#### Task
Reproduce the material exactly, omitting nothing.

>> begin Data for processing

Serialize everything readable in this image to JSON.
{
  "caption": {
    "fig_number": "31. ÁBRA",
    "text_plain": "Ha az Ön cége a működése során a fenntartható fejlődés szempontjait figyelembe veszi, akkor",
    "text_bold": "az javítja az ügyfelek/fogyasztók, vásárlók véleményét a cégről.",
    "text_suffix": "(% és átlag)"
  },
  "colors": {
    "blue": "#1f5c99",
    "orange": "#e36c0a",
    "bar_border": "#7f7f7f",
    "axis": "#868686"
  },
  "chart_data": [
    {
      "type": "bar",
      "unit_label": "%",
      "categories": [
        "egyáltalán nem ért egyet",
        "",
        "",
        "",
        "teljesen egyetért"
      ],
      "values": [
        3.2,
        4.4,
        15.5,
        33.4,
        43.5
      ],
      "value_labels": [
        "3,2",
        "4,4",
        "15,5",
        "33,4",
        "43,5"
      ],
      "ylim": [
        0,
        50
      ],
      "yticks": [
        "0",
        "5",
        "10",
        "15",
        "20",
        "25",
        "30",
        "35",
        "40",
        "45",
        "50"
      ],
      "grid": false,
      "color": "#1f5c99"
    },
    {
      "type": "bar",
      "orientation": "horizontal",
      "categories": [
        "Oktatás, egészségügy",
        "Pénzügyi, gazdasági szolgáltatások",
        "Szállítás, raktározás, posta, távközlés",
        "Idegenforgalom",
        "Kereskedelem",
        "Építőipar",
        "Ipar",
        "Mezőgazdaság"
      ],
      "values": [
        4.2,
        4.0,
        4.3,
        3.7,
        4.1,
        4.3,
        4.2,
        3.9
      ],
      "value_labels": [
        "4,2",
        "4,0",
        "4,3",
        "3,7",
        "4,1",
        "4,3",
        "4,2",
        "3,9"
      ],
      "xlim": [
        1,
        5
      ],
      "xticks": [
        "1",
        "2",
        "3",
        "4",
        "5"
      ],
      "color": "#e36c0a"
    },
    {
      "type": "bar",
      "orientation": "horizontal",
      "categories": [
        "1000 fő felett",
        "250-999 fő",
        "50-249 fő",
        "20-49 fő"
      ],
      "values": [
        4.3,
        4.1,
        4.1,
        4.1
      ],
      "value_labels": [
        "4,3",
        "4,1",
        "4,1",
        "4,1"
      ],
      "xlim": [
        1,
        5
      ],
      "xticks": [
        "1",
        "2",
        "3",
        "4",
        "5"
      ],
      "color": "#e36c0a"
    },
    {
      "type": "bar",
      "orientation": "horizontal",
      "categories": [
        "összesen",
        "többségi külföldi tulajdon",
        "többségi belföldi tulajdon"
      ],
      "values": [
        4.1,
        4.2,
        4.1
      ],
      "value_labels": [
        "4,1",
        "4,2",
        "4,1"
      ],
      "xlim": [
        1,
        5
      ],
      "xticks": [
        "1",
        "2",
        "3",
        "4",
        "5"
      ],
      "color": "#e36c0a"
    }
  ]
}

>> end Data for processing

#### Result of this task
Serialize everything readable in this image to JSON.
{
  "caption": {
    "fig_number": "31. ÁBRA",
    "text_plain": "Ha az Ön cége a működése során a fenntartható fejlődés szempontjait figyelembe veszi, akkor",
    "text_bold": "az javítja az ügyfelek/fogyasztók, vásárlók véleményét a cégről.",
    "text_suffix": "(% és átlag)"
  },
  "colors": {
    "blue": "#1f5c99",
    "orange": "#e36c0a",
    "bar_border": "#7f7f7f",
    "axis": "#868686"
  },
  "chart_data": [
    {
      "type": "bar",
      "unit_label": "%",
      "categories": [
        "egyáltalán nem ért egyet",
        "",
        "",
        "",
        "teljesen egyetért"
      ],
      "values": [
        3.2,
        4.4,
        15.5,
        33.4,
        43.5
      ],
      "value_labels": [
        "3,2",
        "4,4",
        "15,5",
        "33,4",
        "43,5"
      ],
      "ylim": [
        0,
        50
      ],
      "yticks": [
        "0",
        "5",
        "10",
        "15",
        "20",
        "25",
        "30",
        "35",
        "40",
        "45",
        "50"
      ],
      "grid": false,
      "color": "#1f5c99"
    },
    {
      "type": "bar",
      "orientation": "horizontal",
      "categories": [
        "Oktatás, egészségügy",
        "Pénzügyi, gazdasági szolgáltatások",
        "Szállítás, raktározás, posta, távközlés",
        "Idegenforgalom",
        "Kereskedelem",
        "Építőipar",
        "Ipar",
        "Mezőgazdaság"
      ],
      "values": [
        4.2,
        4.0,
        4.3,
        3.7,
        4.1,
        4.3,
        4.2,
        3.9
      ],
      "value_labels": [
        "4,2",
        "4,0",
        "4,3",
        "3,7",
        "4,1",
        "4,3",
        "4,2",
        "3,9"
      ],
      "xlim": [
        1,
        5
      ],
      "xticks": [
        "1",
        "2",
        "3",
        "4",
        "5"
      ],
      "color": "#e36c0a"
    },
    {
      "type": "bar",
      "orientation": "horizontal",
      "categories": [
        "1000 fő felett",
        "250-999 fő",
        "50-249 fő",
        "20-49 fő"
      ],
      "values": [
        4.3,
        4.1,
        4.1,
        4.1
      ],
      "value_labels": [
        "4,3",
        "4,1",
        "4,1",
        "4,1"
      ],
      "xlim": [
        1,
        5
      ],
      "xticks": [
        "1",
        "2",
        "3",
        "4",
        "5"
      ],
      "color": "#e36c0a"
    },
    {
      "type": "bar",
      "orientation": "horizontal",
      "categories": [
        "összesen",
        "többségi külföldi tulajdon",
        "többségi belföldi tulajdon"
      ],
      "values": [
        4.1,
        4.2,
        4.1
      ],
      "value_labels": [
        "4,1",
        "4,2",
        "4,1"
      ],
      "xlim": [
        1,
        5
      ],
      "xticks": [
        "1",
        "2",
        "3",
        "4",
        "5"
      ],
      "color": "#e36c0a"
    }
  ]
}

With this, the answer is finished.